#### Exercise requirements
Copy down the data from the line containing "x-tick-2021: 2021 — [151, 351, 178, 365]" through the line containing "bot-traffic-area — [0, 199, 495, 346]", both of those lines included, with no changes.

#### Data for this task

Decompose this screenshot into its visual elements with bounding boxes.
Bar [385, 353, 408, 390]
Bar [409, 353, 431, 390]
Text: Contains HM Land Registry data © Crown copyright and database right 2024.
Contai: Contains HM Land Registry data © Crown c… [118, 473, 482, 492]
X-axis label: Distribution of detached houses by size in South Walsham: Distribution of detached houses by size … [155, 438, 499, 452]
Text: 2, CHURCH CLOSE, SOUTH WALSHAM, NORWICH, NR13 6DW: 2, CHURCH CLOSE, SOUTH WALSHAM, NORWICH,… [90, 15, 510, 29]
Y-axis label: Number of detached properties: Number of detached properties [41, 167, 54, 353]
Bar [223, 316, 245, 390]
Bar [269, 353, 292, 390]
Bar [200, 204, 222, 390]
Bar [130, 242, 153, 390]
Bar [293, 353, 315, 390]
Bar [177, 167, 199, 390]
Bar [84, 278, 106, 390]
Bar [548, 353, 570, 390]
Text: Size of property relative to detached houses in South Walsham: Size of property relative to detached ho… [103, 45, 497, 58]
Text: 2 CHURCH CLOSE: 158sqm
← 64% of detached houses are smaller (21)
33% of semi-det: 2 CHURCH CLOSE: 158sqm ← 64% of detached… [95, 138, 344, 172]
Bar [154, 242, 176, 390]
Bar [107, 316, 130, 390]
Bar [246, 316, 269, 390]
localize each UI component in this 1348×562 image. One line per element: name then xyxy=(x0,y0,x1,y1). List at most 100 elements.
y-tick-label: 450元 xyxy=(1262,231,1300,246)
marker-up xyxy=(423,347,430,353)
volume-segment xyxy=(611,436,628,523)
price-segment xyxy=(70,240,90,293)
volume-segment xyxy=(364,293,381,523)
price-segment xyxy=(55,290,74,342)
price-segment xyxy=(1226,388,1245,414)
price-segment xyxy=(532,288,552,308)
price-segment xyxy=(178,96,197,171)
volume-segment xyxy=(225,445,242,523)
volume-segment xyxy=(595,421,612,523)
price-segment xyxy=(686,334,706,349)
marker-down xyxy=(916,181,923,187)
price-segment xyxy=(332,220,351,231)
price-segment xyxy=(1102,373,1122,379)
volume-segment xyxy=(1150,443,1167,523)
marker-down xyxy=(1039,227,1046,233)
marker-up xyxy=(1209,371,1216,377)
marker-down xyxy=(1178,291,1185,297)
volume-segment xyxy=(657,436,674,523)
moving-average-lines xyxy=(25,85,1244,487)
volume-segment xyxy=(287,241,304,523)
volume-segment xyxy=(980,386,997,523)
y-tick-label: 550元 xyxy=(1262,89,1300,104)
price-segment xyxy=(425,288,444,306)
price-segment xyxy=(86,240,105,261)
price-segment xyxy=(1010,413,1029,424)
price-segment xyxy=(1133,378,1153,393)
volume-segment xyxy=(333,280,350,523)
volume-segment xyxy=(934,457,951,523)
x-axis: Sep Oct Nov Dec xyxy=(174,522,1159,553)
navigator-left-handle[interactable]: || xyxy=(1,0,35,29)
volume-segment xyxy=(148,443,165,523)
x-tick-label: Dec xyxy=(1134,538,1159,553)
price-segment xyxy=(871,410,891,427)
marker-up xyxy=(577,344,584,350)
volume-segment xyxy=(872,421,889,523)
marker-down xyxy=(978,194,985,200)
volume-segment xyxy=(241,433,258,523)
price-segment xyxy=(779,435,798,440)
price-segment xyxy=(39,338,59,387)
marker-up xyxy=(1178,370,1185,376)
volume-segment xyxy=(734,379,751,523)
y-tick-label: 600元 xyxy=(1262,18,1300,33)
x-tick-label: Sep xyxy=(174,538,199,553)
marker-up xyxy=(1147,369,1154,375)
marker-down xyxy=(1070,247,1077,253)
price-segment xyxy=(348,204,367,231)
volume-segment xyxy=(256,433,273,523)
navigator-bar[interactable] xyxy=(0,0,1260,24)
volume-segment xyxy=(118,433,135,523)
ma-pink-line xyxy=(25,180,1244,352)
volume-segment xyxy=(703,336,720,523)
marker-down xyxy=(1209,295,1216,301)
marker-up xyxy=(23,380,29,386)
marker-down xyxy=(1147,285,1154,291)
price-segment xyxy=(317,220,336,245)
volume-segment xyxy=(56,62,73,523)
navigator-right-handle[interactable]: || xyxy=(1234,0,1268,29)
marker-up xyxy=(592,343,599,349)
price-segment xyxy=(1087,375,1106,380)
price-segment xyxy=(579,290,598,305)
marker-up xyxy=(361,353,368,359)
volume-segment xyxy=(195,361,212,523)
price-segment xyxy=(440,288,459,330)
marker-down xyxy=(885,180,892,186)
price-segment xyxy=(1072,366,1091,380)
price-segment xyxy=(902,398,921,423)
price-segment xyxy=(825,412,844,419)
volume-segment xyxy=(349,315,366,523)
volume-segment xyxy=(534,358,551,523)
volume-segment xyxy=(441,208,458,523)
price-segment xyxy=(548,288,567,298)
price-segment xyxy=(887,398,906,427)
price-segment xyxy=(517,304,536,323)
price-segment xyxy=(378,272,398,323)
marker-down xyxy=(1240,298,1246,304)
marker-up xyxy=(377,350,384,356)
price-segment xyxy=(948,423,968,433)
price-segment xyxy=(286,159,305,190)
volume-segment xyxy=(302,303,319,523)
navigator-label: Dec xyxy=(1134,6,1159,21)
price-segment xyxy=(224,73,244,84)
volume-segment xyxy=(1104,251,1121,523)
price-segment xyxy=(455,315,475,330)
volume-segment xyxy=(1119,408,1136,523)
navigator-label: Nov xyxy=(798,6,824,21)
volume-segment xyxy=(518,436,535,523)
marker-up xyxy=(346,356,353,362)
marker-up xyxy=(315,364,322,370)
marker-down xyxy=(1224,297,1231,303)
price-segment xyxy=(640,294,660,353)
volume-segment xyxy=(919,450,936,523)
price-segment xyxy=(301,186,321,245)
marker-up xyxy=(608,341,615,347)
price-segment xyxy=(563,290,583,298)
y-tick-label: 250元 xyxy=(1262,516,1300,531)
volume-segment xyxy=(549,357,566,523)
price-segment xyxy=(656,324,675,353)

==

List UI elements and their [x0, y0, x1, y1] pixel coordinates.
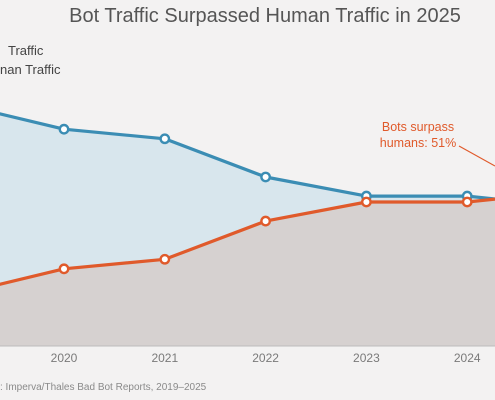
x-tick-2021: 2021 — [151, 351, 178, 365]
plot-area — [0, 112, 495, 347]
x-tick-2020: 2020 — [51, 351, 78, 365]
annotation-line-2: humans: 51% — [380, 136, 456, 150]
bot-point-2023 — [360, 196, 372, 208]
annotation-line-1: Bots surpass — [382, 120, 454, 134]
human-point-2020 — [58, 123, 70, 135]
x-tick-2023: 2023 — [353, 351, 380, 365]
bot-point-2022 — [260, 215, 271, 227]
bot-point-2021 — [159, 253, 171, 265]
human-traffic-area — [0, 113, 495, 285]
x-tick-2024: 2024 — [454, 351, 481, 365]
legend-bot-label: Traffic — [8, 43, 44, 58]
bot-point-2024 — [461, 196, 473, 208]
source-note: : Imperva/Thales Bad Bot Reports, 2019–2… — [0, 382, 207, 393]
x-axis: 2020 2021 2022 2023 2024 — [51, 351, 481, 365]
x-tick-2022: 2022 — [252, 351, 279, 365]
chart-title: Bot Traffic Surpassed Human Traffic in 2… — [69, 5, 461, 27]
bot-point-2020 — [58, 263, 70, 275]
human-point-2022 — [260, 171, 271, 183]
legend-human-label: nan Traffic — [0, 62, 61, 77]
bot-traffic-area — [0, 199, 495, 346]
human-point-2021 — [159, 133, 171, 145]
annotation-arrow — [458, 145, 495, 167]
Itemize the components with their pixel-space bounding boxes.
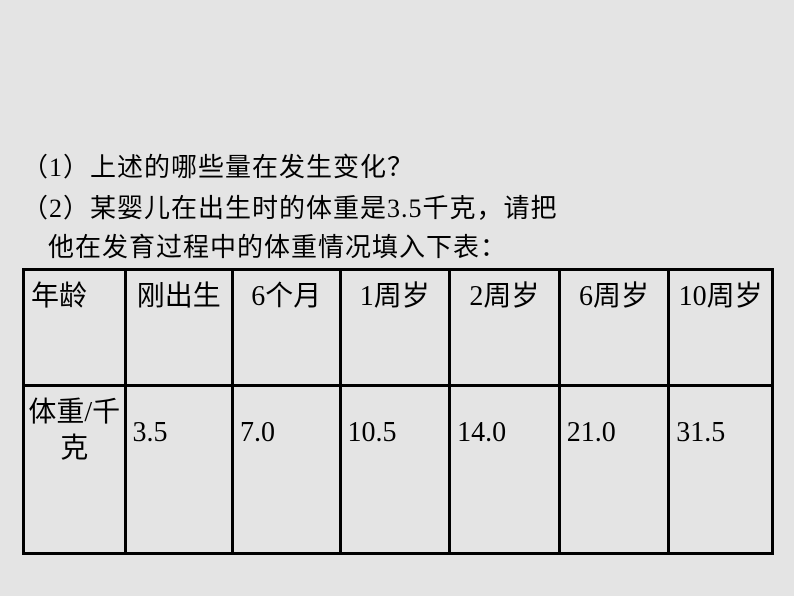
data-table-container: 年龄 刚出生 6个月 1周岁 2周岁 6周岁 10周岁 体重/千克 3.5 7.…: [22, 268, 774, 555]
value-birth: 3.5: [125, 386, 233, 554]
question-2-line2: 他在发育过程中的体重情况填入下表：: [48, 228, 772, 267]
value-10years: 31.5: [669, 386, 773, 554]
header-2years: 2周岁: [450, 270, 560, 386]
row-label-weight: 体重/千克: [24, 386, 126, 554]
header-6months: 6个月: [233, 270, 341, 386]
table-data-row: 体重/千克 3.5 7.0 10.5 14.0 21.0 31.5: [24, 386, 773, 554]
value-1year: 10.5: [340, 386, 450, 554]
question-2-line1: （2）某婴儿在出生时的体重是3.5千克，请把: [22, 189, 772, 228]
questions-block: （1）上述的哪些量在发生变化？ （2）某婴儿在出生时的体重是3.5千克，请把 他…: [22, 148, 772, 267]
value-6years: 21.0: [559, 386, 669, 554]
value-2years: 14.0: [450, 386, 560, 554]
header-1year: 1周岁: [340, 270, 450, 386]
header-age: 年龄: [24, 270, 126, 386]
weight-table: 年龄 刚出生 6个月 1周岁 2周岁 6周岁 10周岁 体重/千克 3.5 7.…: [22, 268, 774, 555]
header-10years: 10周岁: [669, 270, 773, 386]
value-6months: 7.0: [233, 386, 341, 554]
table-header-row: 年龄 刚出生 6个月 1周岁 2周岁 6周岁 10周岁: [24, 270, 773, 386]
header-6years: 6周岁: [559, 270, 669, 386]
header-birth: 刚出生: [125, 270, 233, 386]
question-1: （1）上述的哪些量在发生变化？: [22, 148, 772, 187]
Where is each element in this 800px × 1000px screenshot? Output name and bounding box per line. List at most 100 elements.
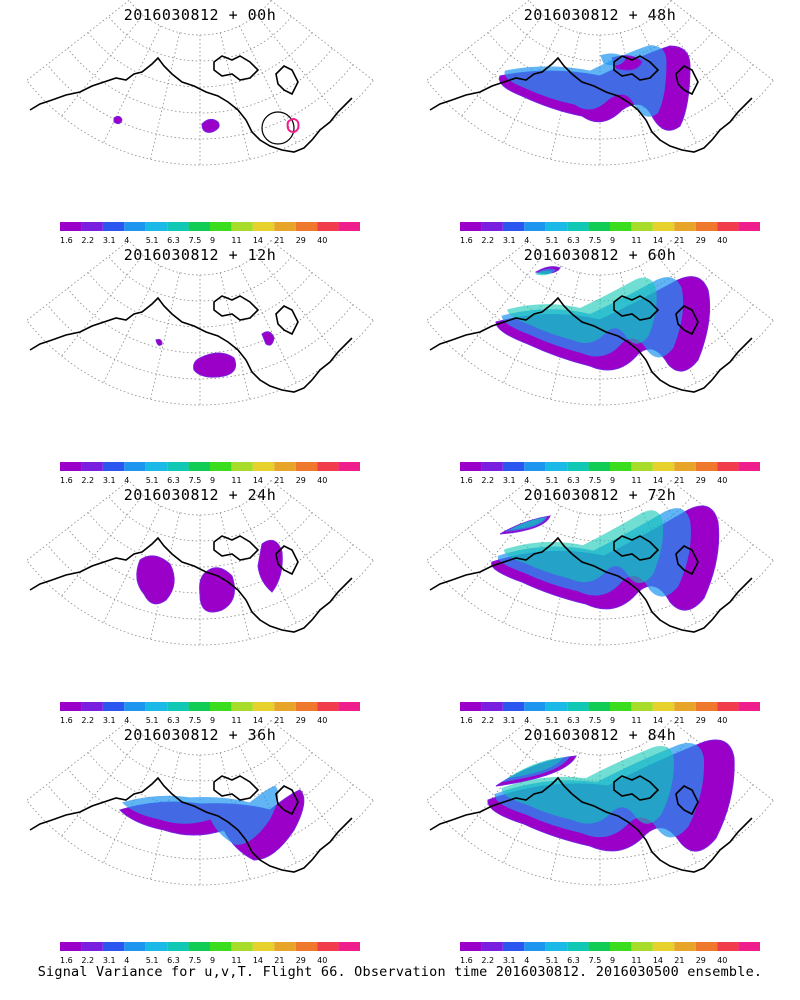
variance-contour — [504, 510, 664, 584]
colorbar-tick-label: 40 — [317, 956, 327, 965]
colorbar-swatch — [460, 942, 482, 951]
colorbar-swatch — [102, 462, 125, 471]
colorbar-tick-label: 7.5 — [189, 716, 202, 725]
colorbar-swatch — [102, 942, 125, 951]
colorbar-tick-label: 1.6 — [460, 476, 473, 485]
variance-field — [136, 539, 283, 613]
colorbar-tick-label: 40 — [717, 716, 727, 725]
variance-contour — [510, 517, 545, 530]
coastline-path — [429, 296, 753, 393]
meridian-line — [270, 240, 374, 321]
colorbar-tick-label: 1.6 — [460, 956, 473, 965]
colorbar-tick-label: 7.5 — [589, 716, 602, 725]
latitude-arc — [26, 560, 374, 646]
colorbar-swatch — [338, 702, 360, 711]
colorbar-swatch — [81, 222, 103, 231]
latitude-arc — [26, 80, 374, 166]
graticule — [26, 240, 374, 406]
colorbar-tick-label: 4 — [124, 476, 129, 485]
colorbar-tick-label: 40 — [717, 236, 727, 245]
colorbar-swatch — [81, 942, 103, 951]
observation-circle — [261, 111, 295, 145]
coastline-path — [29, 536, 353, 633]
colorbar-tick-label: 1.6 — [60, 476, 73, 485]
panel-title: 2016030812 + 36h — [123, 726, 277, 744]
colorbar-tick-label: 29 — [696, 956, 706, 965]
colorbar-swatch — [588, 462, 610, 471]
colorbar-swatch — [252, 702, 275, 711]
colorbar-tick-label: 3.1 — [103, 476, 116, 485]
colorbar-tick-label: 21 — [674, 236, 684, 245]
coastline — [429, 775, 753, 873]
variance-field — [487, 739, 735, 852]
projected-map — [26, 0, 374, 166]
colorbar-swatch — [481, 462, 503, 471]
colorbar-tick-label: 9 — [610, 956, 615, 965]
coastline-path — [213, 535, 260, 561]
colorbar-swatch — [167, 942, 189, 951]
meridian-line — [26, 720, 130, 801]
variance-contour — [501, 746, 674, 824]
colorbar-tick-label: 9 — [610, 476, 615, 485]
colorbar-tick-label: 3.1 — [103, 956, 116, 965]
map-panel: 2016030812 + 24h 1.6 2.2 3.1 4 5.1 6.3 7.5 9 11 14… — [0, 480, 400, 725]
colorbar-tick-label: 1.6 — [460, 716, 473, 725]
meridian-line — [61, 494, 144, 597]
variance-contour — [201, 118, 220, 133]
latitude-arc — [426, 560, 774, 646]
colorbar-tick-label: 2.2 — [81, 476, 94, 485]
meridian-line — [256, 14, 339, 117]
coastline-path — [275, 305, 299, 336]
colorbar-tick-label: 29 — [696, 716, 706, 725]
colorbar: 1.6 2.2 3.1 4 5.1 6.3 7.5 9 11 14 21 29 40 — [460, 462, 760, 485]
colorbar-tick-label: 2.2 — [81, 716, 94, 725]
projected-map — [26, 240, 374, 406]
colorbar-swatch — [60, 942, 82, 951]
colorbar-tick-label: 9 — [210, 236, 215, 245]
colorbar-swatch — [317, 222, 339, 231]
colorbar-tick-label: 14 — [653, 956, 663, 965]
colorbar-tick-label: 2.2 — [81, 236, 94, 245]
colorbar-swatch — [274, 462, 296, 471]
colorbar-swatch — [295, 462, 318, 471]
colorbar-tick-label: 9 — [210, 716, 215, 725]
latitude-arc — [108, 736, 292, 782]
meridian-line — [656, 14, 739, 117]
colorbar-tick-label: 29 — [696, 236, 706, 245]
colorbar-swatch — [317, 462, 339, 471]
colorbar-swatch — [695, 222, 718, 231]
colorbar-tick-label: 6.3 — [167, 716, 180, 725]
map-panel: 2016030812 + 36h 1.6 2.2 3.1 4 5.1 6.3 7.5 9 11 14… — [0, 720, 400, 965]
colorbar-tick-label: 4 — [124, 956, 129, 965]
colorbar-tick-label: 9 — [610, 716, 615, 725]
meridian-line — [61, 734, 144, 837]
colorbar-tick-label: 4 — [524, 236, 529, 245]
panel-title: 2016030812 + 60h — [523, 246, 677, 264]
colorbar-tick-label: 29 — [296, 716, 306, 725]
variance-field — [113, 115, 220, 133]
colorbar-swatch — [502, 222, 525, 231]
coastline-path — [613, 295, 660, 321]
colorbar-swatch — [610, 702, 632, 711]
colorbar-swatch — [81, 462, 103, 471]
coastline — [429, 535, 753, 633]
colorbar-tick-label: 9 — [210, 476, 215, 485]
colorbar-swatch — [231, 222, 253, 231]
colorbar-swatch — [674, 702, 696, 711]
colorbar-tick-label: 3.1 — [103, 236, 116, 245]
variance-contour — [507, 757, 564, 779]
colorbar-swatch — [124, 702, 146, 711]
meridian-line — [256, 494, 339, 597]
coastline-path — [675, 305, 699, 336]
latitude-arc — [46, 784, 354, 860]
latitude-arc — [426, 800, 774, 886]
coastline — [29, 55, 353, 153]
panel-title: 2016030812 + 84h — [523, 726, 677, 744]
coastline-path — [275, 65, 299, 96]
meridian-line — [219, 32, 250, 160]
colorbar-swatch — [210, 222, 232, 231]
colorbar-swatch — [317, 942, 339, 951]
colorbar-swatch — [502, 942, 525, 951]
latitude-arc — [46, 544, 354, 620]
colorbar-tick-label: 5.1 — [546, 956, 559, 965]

--

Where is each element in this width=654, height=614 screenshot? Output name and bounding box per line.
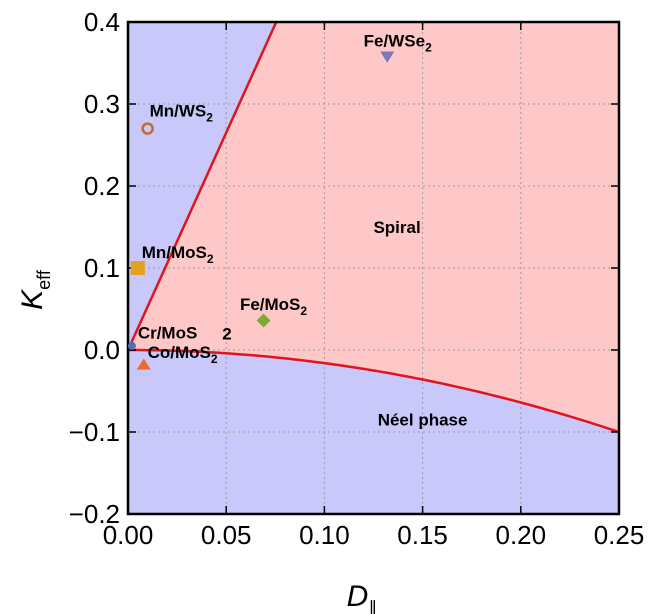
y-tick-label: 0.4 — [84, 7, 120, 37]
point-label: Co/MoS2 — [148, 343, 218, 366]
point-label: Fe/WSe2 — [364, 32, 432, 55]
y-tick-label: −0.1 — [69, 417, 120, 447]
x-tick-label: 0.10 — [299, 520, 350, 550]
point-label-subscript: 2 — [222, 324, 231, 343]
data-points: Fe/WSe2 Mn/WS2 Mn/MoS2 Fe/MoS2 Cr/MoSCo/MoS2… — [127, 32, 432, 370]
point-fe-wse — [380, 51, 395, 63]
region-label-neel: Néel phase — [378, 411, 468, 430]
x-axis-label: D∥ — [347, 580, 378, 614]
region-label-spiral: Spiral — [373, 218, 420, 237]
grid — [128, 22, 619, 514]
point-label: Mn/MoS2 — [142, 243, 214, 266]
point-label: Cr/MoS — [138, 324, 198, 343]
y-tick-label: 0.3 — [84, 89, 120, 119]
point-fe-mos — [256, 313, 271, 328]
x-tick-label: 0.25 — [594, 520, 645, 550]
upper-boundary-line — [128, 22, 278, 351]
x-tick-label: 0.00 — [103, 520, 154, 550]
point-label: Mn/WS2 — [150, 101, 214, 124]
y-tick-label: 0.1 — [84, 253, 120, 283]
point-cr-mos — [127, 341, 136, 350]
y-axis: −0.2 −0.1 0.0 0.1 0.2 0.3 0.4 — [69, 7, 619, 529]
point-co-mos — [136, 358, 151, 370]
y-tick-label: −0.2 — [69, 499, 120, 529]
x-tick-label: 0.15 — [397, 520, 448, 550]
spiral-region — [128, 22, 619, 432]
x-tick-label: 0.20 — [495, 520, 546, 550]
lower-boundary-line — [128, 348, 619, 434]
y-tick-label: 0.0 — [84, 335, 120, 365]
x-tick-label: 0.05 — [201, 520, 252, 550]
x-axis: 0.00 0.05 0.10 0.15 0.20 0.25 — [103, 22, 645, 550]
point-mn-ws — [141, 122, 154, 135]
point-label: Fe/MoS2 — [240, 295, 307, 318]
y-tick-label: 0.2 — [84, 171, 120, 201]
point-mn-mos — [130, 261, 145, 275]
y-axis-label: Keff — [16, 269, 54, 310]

#### Output of the exercise
x-tick-2021: 2021 — [151, 351, 178, 365]
plot-area — [0, 112, 495, 347]
x-tick-2020: 2020 — [51, 351, 78, 365]
annotation-line-2: humans: 51% — [380, 136, 456, 150]
bot-point-2023 — [360, 196, 372, 208]
annotation-line-1: Bots surpass — [382, 120, 454, 134]
human-point-2020 — [58, 123, 70, 135]
x-tick-2023: 2023 — [353, 351, 380, 365]
bot-point-2022 — [260, 215, 271, 227]
bot-point-2021 — [159, 253, 171, 265]
human-traffic-area — [0, 113, 495, 285]
x-tick-2024: 2024 — [454, 351, 481, 365]
legend-bot-label: Traffic — [8, 43, 44, 58]
bot-point-2024 — [461, 196, 473, 208]
source-note: : Imperva/Thales Bad Bot Reports, 2019–2… — [0, 382, 207, 393]
x-axis: 2020 2021 2022 2023 2024 — [51, 351, 481, 365]
x-tick-2022: 2022 — [252, 351, 279, 365]
chart-title: Bot Traffic Surpassed Human Traffic in 2… — [69, 5, 461, 27]
bot-point-2020 — [58, 263, 70, 275]
human-point-2022 — [260, 171, 271, 183]
legend-human-label: nan Traffic — [0, 62, 61, 77]
bot-traffic-area — [0, 199, 495, 346]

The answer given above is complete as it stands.